ENTRIES PROVIDED.
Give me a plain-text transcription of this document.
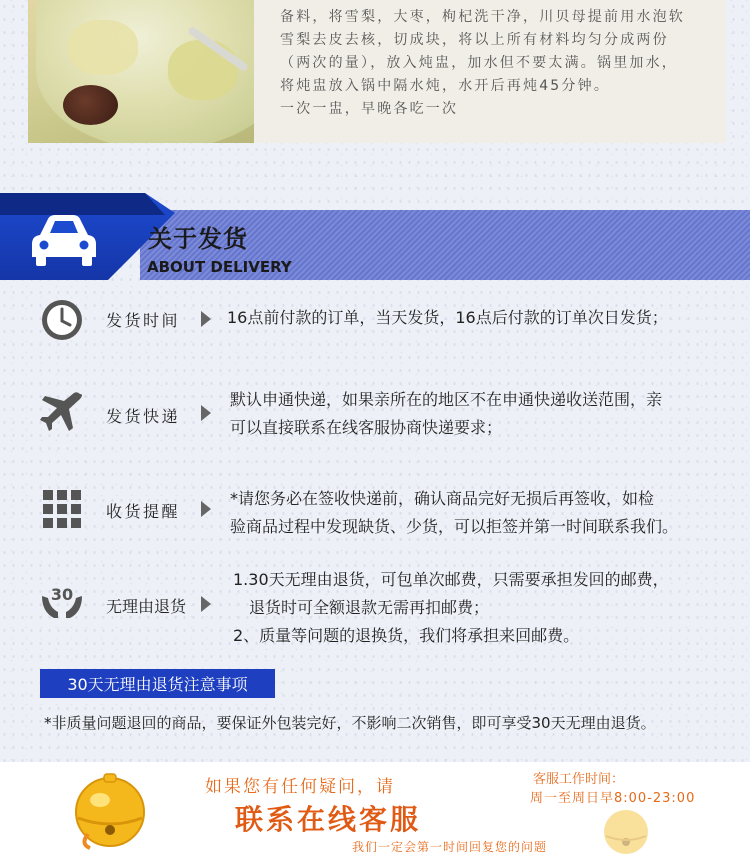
备料，将雪梨，大枣，枸杞洗干净，川贝母提前用水泡软
雪梨去皮去核，切成块，将以上所有材料均匀分成两份
（两次的量），放入炖盅，加水但不要太满。锅里加水，
将炖盅放入锅中隔水炖，水开后再炖45分钟。
一次一盅，早晚各吃一次
关于发货
ABOUT DELIVERY
发货时间	16点前付款的订单，当天发货，16点后付款的订单次日发货；
发货快递
默认申通快递，如果亲所在的地区不在申通快递收送范围，亲
可以直接联系在线客服协商快递要求；
收货提醒
*请您务必在签收快递前，确认商品完好无损后再签收，如检
验商品过程中发现缺货、少货，可以拒签并第一时间联系我们。
30
无理由退货
1.30天无理由退货，可包单次邮费，只需要承担发回的邮费，
退货时可全额退款无需再扣邮费；
2、质量等问题的退换货，我们将承担来回邮费。
30天无理由退货注意事项
*非质量问题退回的商品，要保证外包装完好，不影响二次销售，即可享受30天无理由退货。
如果您有任何疑问，请
联系在线客服
我们一定会第一时间回复您的问题
客服工作时间：
周一至周日早8:00-23:00
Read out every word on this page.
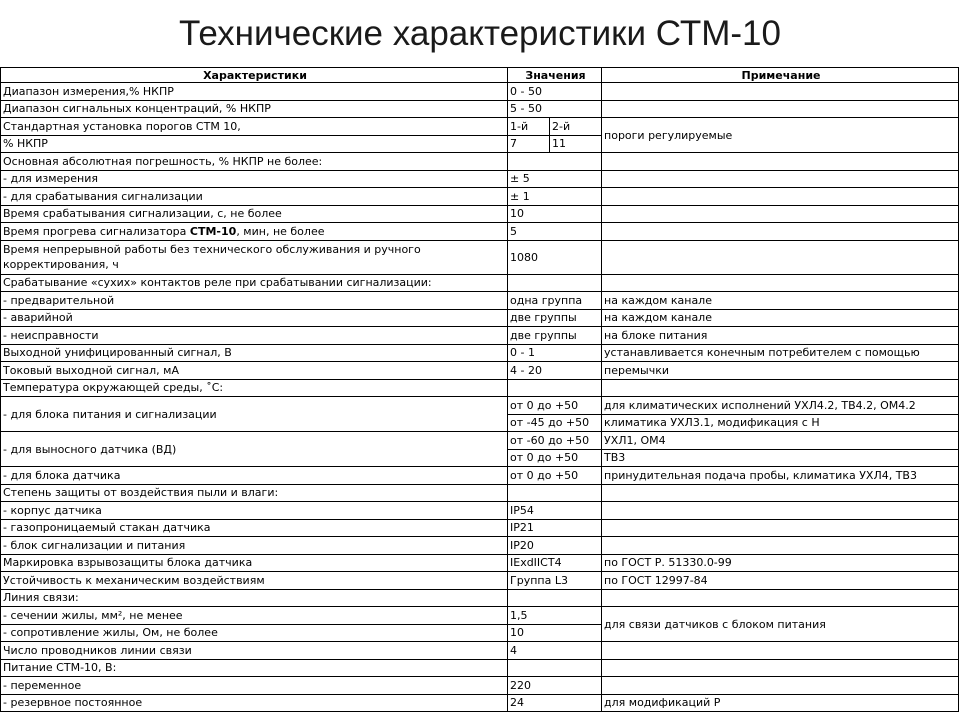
Технические характеристики СТМ-10
Характеристики	Значения		Примечание
Диапазон измерения,% НКПР	0 - 50		
Диапазон сигнальных концентраций, % НКПР	5 - 50		
Стандартная установка порогов СТМ 10,	1-й	2-й	пороги регулируемые
% НКПР	7	11	
Основная абсолютная погрешность, % НКПР не более:			
- для измерения	± 5		
- для срабатывания сигнализации	± 1		
Время срабатывания сигнализации, с, не более	10		
Время прогрева сигнализатора СТМ-10, мин, не более	5		
Время непрерывной работы без технического обслуживания и ручного корректирования, ч	1080		
Срабатывание «сухих» контактов реле при срабатывании сигнализации:			
- предварительной	одна группа		на каждом канале
- аварийной	две группы		на каждом канале
- неисправности	две группы		на блоке питания
Выходной унифицированный сигнал, В	0 - 1		устанавливается конечным потребителем с помощью
Токовый выходной сигнал, мА	4 - 20		перемычки
Температура окружающей среды, ˚С:			
- для блока питания и сигнализации	от 0 до +50		для климатических исполнений УХЛ4.2, ТВ4.2, ОМ4.2
	от -45 до +50		климатика УХЛ3.1, модификация с Н
- для выносного датчика (ВД)	от -60 до +50		УХЛ1, ОМ4
	от 0 до +50		ТВ3
- для блока датчика	от 0 до +50		принудительная подача пробы, климатика УХЛ4, ТВ3
Степень защиты от воздействия пыли и влаги:			
- корпус датчика	IP54		
- газопроницаемый стакан датчика	IP21		
- блок сигнализации и питания	IP20		
Маркировка взрывозащиты блока датчика	IExdIICT4		по ГОСТ Р. 51330.0-99
Устойчивость к механическим воздействиям	Группа L3		по ГОСТ 12997-84
Линия связи:			
- сечении жилы, мм², не менее	1,5		для связи датчиков с блоком питания
- сопротивление жилы, Ом, не более	10		
Число проводников линии связи	4		
Питание СТМ-10, В:			
- переменное	220		
- резервное постоянное	24		для модификаций Р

WORK INSTRUCTIONS. Keep the pictures out of the copy and write out the data exactly as it stands.

REPLY TO THE TASK.
Give me a plain-text transcription of this document.
备料，将雪梨，大枣，枸杞洗干净，川贝母提前用水泡软
雪梨去皮去核，切成块，将以上所有材料均匀分成两份
（两次的量），放入炖盅，加水但不要太满。锅里加水，
将炖盅放入锅中隔水炖，水开后再炖45分钟。
一次一盅，早晚各吃一次
关于发货
ABOUT DELIVERY
发货时间	16点前付款的订单，当天发货，16点后付款的订单次日发货；
发货快递
默认申通快递，如果亲所在的地区不在申通快递收送范围，亲
可以直接联系在线客服协商快递要求；
收货提醒
*请您务必在签收快递前，确认商品完好无损后再签收，如检
验商品过程中发现缺货、少货，可以拒签并第一时间联系我们。
30
无理由退货
1.30天无理由退货，可包单次邮费，只需要承担发回的邮费，
退货时可全额退款无需再扣邮费；
2、质量等问题的退换货，我们将承担来回邮费。
30天无理由退货注意事项
*非质量问题退回的商品，要保证外包装完好，不影响二次销售，即可享受30天无理由退货。
如果您有任何疑问，请
联系在线客服
我们一定会第一时间回复您的问题
客服工作时间：
周一至周日早8:00-23:00
Read out every word on this page.
Технические характеристики СТМ-10
Характеристики	Значения		Примечание
Диапазон измерения,% НКПР	0 - 50		
Диапазон сигнальных концентраций, % НКПР	5 - 50		
Стандартная установка порогов СТМ 10,	1-й	2-й	пороги регулируемые
% НКПР	7	11	
Основная абсолютная погрешность, % НКПР не более:			
- для измерения	± 5		
- для срабатывания сигнализации	± 1		
Время срабатывания сигнализации, с, не более	10		
Время прогрева сигнализатора СТМ-10, мин, не более	5		
Время непрерывной работы без технического обслуживания и ручного корректирования, ч	1080		
Срабатывание «сухих» контактов реле при срабатывании сигнализации:			
- предварительной	одна группа		на каждом канале
- аварийной	две группы		на каждом канале
- неисправности	две группы		на блоке питания
Выходной унифицированный сигнал, В	0 - 1		устанавливается конечным потребителем с помощью
Токовый выходной сигнал, мА	4 - 20		перемычки
Температура окружающей среды, ˚С:			
- для блока питания и сигнализации	от 0 до +50		для климатических исполнений УХЛ4.2, ТВ4.2, ОМ4.2
	от -45 до +50		климатика УХЛ3.1, модификация с Н
- для выносного датчика (ВД)	от -60 до +50		УХЛ1, ОМ4
	от 0 до +50		ТВ3
- для блока датчика	от 0 до +50		принудительная подача пробы, климатика УХЛ4, ТВ3
Степень защиты от воздействия пыли и влаги:			
- корпус датчика	IP54		
- газопроницаемый стакан датчика	IP21		
- блок сигнализации и питания	IP20		
Маркировка взрывозащиты блока датчика	IExdIICT4		по ГОСТ Р. 51330.0-99
Устойчивость к механическим воздействиям	Группа L3		по ГОСТ 12997-84
Линия связи:			
- сечении жилы, мм², не менее	1,5		для связи датчиков с блоком питания
- сопротивление жилы, Ом, не более	10		
Число проводников линии связи	4		
Питание СТМ-10, В:			
- переменное	220		
- резервное постоянное	24		для модификаций Р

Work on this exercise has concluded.